» Data to use

● ● ● ● ●

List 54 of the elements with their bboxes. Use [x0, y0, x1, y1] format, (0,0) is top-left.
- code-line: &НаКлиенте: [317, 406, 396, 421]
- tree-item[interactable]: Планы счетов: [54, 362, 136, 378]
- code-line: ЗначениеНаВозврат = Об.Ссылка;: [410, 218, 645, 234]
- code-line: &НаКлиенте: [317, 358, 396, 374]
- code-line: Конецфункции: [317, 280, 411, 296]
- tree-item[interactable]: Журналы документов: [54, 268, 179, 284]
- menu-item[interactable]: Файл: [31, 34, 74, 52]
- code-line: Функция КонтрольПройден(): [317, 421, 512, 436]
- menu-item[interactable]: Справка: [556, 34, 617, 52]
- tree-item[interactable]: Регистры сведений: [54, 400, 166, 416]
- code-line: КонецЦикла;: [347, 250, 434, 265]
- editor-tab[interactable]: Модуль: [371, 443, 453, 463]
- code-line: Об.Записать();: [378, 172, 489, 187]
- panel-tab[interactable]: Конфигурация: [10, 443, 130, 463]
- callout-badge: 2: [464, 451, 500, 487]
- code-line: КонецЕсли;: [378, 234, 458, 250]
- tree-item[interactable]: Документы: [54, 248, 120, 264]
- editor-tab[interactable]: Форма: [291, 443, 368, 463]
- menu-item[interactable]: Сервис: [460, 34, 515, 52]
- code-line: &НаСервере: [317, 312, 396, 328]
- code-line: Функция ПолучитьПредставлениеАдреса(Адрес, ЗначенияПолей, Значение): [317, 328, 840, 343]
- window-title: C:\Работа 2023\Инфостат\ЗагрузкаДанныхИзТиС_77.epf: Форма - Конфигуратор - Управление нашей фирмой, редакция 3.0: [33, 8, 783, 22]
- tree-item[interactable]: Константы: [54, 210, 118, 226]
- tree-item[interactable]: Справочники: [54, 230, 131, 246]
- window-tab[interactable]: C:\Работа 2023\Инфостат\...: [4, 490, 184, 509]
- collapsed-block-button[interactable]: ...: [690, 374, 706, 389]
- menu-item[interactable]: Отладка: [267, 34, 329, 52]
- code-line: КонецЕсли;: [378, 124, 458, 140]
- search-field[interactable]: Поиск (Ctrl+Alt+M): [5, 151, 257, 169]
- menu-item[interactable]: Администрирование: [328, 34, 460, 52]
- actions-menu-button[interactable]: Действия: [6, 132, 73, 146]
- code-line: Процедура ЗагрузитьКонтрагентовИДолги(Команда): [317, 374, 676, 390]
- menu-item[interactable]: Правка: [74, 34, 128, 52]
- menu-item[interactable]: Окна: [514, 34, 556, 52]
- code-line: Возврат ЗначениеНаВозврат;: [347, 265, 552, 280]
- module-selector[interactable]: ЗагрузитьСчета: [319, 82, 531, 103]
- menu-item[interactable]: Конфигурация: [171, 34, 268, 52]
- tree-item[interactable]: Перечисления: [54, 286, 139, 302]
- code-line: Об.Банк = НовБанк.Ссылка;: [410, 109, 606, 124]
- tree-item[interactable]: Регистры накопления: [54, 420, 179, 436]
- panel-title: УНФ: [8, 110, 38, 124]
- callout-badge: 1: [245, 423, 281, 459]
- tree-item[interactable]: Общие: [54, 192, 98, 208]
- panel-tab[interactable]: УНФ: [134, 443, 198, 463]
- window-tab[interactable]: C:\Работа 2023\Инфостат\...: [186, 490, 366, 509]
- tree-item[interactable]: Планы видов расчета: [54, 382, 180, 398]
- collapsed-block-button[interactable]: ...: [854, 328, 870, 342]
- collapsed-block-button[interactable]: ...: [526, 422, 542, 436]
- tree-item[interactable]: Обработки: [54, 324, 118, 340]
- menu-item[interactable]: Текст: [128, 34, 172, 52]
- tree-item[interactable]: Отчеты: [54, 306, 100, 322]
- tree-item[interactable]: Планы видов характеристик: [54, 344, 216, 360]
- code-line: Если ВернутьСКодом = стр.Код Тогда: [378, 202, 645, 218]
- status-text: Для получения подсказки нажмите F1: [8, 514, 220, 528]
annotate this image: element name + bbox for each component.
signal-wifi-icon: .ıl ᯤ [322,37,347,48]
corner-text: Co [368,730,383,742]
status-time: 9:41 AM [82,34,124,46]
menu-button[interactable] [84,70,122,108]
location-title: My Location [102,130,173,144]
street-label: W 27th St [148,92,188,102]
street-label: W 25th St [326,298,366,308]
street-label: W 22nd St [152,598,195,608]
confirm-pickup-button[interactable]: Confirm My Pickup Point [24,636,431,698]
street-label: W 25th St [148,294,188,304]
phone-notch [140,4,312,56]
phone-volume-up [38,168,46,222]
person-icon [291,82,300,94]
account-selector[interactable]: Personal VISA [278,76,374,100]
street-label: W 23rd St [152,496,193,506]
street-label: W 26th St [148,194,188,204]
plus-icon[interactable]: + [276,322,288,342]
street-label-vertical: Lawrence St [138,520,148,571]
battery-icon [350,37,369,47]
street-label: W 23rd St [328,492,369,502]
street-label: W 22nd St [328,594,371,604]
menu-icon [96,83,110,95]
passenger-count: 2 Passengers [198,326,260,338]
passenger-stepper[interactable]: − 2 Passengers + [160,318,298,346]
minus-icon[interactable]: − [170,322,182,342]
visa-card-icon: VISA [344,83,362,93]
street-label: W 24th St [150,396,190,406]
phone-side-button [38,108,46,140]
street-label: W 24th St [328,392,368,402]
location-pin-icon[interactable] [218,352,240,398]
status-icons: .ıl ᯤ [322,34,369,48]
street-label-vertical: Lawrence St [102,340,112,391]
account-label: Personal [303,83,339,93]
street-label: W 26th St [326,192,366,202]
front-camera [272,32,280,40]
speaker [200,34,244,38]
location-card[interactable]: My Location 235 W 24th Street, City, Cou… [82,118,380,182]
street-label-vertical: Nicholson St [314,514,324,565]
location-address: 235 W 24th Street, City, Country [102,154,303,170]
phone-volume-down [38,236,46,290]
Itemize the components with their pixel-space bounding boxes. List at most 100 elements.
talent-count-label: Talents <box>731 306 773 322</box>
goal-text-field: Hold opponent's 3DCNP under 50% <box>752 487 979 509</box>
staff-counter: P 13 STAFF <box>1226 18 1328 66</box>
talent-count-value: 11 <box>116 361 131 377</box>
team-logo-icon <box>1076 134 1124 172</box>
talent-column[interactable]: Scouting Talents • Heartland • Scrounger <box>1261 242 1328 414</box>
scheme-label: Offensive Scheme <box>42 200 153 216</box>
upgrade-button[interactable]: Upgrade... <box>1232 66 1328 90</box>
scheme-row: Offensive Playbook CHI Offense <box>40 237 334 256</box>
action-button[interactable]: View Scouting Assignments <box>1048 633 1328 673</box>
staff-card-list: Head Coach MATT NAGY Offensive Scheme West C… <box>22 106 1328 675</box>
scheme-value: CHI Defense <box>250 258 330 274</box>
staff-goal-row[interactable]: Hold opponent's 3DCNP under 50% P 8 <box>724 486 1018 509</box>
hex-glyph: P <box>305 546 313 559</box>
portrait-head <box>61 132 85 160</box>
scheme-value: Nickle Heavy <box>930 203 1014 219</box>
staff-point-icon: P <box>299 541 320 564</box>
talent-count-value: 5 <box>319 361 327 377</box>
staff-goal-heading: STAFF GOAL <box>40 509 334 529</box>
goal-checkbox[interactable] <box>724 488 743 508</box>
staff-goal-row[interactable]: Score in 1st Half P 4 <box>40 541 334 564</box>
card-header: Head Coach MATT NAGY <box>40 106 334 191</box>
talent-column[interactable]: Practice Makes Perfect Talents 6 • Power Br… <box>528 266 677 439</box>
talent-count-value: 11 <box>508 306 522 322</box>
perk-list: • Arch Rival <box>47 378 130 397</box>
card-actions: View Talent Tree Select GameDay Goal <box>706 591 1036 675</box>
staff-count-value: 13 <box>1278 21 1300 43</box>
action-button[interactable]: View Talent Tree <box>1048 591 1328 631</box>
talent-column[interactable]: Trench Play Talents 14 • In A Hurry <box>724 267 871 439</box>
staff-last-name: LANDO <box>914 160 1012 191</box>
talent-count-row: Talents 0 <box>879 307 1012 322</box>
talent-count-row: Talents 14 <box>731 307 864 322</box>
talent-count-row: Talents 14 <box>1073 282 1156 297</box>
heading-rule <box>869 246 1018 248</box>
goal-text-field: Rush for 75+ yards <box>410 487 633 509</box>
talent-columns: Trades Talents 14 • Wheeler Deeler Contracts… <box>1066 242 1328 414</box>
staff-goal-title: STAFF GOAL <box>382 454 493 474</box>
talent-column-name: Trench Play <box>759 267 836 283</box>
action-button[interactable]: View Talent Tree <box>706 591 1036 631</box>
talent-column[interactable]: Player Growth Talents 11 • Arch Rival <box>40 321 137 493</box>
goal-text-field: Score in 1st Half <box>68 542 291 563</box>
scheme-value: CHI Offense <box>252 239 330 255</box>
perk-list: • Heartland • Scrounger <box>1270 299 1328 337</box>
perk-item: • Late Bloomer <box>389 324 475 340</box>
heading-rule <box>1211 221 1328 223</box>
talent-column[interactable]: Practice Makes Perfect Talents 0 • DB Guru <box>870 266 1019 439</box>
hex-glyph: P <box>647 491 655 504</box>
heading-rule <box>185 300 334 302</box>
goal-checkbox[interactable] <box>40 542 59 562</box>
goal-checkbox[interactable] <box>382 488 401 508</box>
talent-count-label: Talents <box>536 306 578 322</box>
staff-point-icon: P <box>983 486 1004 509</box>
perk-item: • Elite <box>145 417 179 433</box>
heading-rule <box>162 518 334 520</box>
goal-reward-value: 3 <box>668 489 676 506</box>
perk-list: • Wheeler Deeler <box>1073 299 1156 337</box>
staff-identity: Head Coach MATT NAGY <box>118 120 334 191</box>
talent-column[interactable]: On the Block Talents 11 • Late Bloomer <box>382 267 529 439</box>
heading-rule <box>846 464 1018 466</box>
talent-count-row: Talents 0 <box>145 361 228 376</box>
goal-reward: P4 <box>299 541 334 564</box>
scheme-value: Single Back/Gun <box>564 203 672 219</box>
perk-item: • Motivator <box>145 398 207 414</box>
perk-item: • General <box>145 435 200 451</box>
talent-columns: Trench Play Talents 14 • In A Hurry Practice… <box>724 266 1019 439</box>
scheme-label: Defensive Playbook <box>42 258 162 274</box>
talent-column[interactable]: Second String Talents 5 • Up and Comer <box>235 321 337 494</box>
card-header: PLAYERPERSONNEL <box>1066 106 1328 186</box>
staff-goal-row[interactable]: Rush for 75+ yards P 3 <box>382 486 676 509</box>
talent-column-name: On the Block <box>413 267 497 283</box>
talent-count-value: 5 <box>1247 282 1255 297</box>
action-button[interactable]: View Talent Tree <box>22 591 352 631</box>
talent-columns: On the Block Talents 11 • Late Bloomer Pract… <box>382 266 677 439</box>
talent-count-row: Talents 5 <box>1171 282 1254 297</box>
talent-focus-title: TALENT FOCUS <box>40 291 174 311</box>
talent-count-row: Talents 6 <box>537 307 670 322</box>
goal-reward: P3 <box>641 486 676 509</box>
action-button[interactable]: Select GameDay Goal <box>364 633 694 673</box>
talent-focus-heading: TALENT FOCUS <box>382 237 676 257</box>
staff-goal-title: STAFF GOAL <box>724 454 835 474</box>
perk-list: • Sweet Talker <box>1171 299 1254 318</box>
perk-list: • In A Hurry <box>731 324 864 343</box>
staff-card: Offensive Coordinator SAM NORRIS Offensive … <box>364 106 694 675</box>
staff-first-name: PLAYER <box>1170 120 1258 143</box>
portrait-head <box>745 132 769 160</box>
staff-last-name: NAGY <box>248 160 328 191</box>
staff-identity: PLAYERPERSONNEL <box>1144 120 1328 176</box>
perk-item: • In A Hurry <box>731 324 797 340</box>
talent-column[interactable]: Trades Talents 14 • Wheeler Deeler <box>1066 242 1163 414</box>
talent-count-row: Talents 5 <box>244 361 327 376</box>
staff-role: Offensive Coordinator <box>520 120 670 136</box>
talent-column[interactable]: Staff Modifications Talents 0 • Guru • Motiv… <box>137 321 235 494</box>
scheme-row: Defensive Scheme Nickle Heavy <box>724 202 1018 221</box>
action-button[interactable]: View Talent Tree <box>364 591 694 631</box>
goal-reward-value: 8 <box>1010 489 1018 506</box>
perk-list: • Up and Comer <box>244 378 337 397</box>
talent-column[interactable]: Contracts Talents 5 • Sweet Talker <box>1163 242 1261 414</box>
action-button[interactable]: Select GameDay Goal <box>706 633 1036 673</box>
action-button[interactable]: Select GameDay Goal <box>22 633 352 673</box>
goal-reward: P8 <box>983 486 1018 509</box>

● ● ● ● ●

» What the exercise asks
Edit everything from the start of the rows down to the line containing "- code-line: &НаКлиенте: [317, 358, 396, 374]" by replacing "Планы счетов" with "Планы видов характеристик". Give only those lines back, with nothing else changed.

» Problem solution
List 54 of the elements with their bboxes. Use [x0, y0, x1, y1] format, (0,0) is top-left.
- code-line: &НаКлиенте: [317, 406, 396, 421]
- tree-item[interactable]: Планы видов характеристик: [54, 362, 136, 378]
- code-line: ЗначениеНаВозврат = Об.Ссылка;: [410, 218, 645, 234]
- code-line: &НаКлиенте: [317, 358, 396, 374]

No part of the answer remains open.